> _What is expected_: Give the records back in full, exactly as they read.

> _Dataset items_:
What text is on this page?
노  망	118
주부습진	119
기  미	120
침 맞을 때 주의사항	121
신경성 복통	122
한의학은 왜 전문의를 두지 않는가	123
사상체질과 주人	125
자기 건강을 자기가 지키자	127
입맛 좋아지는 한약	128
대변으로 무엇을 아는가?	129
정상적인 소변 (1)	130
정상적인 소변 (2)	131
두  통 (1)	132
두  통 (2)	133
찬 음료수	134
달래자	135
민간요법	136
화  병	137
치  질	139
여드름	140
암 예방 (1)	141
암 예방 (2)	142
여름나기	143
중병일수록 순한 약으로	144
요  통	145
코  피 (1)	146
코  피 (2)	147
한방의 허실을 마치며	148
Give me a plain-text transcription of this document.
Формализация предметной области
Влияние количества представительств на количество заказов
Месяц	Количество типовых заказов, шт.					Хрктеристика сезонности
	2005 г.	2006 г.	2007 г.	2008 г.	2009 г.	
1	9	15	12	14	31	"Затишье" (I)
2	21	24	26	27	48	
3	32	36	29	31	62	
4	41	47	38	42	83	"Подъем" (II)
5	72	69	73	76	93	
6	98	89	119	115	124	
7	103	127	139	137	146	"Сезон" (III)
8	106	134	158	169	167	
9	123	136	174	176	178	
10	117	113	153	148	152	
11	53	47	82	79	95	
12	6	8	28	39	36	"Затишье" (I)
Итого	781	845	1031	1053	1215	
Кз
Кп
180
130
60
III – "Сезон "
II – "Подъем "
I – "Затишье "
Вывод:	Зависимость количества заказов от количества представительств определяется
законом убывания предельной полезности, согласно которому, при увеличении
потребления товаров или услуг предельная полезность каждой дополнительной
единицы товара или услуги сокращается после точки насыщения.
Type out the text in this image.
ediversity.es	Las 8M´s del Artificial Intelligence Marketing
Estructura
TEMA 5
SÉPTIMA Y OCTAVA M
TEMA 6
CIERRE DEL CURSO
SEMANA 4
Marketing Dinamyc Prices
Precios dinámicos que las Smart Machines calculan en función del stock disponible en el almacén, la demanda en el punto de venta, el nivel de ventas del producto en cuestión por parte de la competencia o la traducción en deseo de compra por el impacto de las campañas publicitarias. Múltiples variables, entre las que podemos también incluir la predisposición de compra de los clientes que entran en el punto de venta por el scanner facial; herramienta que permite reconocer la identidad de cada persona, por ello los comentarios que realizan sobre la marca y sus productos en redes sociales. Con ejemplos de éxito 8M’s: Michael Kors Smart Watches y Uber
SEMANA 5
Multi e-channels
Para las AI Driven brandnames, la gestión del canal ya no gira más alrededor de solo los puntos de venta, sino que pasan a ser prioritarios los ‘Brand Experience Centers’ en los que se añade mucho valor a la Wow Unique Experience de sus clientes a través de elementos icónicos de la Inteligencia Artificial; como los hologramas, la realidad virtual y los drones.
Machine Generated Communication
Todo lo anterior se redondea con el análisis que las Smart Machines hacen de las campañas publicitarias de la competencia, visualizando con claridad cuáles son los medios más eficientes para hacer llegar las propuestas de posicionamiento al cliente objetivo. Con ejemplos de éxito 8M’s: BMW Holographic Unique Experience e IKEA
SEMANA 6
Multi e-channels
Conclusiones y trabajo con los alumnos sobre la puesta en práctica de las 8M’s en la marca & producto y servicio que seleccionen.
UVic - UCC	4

> _Complete output_:
What text is on this page?
노  망	118
주부습진	119
기  미	120
침 맞을 때 주의사항	121
신경성 복통	122
한의학은 왜 전문의를 두지 않는가	123
사상체질과 주人	125
자기 건강을 자기가 지키자	127
입맛 좋아지는 한약	128
대변으로 무엇을 아는가?	129
정상적인 소변 (1)	130
정상적인 소변 (2)	131
두  통 (1)	132
두  통 (2)	133
찬 음료수	134
달래자	135
민간요법	136
화  병	137
치  질	139
여드름	140
암 예방 (1)	141
암 예방 (2)	142
여름나기	143
중병일수록 순한 약으로	144
요  통	145
코  피 (1)	146
코  피 (2)	147
한방의 허실을 마치며	148
Give me a plain-text transcription of this document.
Формализация предметной области
Влияние количества представительств на количество заказов
Месяц	Количество типовых заказов, шт.					Хрктеристика сезонности
	2005 г.	2006 г.	2007 г.	2008 г.	2009 г.	
1	9	15	12	14	31	"Затишье" (I)
2	21	24	26	27	48	
3	32	36	29	31	62	
4	41	47	38	42	83	"Подъем" (II)
5	72	69	73	76	93	
6	98	89	119	115	124	
7	103	127	139	137	146	"Сезон" (III)
8	106	134	158	169	167	
9	123	136	174	176	178	
10	117	113	153	148	152	
11	53	47	82	79	95	
12	6	8	28	39	36	"Затишье" (I)
Итого	781	845	1031	1053	1215	
Кз
Кп
180
130
60
III – "Сезон "
II – "Подъем "
I – "Затишье "
Вывод:	Зависимость количества заказов от количества представительств определяется
законом убывания предельной полезности, согласно которому, при увеличении
потребления товаров или услуг предельная полезность каждой дополнительной
единицы товара или услуги сокращается после точки насыщения.
Type out the text in this image.
ediversity.es	Las 8M´s del Artificial Intelligence Marketing
Estructura
TEMA 5
SÉPTIMA Y OCTAVA M
TEMA 6
CIERRE DEL CURSO
SEMANA 4
Marketing Dinamyc Prices
Precios dinámicos que las Smart Machines calculan en función del stock disponible en el almacén, la demanda en el punto de venta, el nivel de ventas del producto en cuestión por parte de la competencia o la traducción en deseo de compra por el impacto de las campañas publicitarias. Múltiples variables, entre las que podemos también incluir la predisposición de compra de los clientes que entran en el punto de venta por el scanner facial; herramienta que permite reconocer la identidad de cada persona, por ello los comentarios que realizan sobre la marca y sus productos en redes sociales. Con ejemplos de éxito 8M’s: Michael Kors Smart Watches y Uber
SEMANA 5
Multi e-channels
Para las AI Driven brandnames, la gestión del canal ya no gira más alrededor de solo los puntos de venta, sino que pasan a ser prioritarios los ‘Brand Experience Centers’ en los que se añade mucho valor a la Wow Unique Experience de sus clientes a través de elementos icónicos de la Inteligencia Artificial; como los hologramas, la realidad virtual y los drones.
Machine Generated Communication
Todo lo anterior se redondea con el análisis que las Smart Machines hacen de las campañas publicitarias de la competencia, visualizando con claridad cuáles son los medios más eficientes para hacer llegar las propuestas de posicionamiento al cliente objetivo. Con ejemplos de éxito 8M’s: BMW Holographic Unique Experience e IKEA
SEMANA 6
Multi e-channels
Conclusiones y trabajo con los alumnos sobre la puesta en práctica de las 8M’s en la marca & producto y servicio que seleccionen.
UVic - UCC	4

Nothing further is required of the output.